Dataset rows
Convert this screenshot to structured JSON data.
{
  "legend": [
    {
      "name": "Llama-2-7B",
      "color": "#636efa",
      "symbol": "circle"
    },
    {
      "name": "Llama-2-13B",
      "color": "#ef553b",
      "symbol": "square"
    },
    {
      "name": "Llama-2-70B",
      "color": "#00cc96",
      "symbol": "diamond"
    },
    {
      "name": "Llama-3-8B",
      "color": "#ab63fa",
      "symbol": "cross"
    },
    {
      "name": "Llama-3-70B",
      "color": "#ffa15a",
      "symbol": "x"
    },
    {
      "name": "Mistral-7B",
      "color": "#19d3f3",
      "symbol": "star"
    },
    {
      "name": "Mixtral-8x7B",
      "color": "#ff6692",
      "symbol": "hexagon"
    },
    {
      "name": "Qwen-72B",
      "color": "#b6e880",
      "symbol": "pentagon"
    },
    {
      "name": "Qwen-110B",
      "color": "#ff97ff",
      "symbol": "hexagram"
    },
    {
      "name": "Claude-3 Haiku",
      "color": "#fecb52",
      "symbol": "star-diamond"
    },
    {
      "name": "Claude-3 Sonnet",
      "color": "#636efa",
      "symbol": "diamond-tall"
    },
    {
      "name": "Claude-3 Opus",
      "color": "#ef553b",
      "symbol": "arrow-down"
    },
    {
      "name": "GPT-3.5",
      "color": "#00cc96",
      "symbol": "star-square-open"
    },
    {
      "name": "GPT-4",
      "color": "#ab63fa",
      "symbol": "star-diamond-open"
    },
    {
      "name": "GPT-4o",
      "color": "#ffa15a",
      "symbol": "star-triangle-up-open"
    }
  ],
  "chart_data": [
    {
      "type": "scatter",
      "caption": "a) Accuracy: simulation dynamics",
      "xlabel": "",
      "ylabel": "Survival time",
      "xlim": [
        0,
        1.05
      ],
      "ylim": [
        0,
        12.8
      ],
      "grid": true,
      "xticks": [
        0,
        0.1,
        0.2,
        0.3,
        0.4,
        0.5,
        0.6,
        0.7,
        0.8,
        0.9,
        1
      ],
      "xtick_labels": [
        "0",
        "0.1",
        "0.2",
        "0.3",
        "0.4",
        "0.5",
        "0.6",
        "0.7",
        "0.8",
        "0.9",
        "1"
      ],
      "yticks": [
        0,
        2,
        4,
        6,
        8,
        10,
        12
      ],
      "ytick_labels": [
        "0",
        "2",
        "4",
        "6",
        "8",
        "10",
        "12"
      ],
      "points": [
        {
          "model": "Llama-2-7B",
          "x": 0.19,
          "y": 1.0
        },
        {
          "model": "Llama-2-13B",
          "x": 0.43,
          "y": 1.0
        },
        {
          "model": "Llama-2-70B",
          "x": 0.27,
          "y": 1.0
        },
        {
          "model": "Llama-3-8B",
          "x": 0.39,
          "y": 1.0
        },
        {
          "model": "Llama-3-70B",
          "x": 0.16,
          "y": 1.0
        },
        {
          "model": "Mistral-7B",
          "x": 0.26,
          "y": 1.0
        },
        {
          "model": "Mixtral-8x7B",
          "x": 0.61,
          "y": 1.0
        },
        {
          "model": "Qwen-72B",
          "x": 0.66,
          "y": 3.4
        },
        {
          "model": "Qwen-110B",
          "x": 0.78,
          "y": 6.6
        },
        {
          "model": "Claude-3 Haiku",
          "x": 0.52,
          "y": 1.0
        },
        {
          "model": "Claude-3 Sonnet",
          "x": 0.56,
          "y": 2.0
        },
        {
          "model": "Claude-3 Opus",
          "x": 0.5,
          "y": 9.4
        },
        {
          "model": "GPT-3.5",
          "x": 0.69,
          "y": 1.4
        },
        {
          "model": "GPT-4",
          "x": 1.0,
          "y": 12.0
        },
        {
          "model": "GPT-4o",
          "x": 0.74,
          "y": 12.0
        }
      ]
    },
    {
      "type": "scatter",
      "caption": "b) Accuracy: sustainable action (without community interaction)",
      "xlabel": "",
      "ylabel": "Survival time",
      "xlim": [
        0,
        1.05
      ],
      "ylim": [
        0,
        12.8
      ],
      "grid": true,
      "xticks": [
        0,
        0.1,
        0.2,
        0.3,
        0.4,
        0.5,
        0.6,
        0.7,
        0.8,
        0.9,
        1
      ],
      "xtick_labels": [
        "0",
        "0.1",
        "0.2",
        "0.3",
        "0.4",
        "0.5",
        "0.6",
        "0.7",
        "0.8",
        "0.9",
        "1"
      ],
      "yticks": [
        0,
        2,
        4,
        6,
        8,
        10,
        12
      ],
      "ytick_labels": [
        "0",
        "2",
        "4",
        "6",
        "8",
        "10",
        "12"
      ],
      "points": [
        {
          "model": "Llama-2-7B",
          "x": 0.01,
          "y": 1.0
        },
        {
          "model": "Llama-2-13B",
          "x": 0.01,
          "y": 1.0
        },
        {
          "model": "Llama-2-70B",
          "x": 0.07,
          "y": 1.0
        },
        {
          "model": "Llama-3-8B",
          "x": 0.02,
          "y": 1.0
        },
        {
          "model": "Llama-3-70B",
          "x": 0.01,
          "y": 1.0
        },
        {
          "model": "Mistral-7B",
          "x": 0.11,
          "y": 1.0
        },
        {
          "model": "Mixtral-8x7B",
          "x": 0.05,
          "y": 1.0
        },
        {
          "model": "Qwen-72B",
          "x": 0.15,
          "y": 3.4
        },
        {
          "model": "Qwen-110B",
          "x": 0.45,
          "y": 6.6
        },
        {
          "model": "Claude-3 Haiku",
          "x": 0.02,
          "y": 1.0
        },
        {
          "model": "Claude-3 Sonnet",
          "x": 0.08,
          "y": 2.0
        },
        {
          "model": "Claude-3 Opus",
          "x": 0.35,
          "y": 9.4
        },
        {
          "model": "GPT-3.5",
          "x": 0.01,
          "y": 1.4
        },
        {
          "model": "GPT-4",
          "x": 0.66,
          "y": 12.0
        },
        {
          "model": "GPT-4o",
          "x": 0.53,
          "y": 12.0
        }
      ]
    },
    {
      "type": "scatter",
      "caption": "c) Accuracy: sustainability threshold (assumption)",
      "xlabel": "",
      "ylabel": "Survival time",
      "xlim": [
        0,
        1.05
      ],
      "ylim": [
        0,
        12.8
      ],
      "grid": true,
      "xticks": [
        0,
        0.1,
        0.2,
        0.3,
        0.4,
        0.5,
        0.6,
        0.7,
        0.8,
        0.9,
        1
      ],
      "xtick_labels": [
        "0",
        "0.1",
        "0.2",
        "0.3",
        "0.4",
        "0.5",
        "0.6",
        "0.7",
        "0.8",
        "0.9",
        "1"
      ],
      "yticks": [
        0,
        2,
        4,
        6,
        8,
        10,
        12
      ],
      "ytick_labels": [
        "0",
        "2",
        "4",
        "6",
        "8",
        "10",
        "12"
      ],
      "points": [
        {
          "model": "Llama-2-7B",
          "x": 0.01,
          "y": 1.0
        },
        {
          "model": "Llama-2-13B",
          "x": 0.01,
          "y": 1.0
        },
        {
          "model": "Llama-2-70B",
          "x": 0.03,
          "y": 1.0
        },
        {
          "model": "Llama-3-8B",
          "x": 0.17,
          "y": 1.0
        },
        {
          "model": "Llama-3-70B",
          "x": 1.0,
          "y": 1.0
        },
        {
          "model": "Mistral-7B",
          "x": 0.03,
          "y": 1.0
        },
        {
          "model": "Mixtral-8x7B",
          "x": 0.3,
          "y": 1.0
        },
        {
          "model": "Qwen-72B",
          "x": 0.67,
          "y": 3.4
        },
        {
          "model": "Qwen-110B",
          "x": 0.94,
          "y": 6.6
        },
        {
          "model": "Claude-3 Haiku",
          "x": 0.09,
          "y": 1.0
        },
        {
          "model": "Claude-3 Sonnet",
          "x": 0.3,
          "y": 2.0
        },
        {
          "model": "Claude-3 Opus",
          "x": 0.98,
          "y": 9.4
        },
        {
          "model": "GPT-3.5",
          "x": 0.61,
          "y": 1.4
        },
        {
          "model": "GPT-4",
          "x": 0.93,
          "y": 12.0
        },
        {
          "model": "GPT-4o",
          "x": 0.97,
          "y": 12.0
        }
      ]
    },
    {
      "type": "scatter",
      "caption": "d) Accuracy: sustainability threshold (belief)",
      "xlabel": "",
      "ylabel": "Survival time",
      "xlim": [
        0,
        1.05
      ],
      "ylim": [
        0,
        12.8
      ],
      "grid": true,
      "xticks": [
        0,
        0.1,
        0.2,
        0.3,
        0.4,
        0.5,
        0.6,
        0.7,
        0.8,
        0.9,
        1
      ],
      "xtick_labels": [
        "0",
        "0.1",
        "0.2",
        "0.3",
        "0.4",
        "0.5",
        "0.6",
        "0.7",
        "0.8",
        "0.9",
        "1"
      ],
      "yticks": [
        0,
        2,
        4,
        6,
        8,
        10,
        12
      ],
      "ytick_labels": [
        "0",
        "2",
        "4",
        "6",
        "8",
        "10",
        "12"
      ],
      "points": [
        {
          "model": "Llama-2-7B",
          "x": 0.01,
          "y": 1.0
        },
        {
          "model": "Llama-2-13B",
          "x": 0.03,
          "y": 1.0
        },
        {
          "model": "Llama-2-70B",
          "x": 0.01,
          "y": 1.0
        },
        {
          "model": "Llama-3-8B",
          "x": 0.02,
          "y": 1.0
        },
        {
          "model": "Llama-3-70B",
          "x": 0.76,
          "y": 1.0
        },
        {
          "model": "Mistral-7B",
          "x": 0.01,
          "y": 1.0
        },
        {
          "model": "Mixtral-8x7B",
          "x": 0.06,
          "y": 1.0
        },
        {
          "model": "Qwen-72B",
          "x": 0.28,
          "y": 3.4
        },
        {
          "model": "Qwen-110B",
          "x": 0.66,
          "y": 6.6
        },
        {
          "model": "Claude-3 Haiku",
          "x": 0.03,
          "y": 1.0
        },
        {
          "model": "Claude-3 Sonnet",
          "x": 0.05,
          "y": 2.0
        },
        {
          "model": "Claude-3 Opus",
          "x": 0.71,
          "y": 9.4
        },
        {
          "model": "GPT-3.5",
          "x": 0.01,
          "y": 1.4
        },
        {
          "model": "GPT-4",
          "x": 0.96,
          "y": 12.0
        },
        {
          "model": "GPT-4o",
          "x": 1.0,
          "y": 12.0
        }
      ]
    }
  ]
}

→ THE REQUEST
Count the lines above that contain the word "sustainability", and reply with only that number.

→ FINISHED EXERCISE
2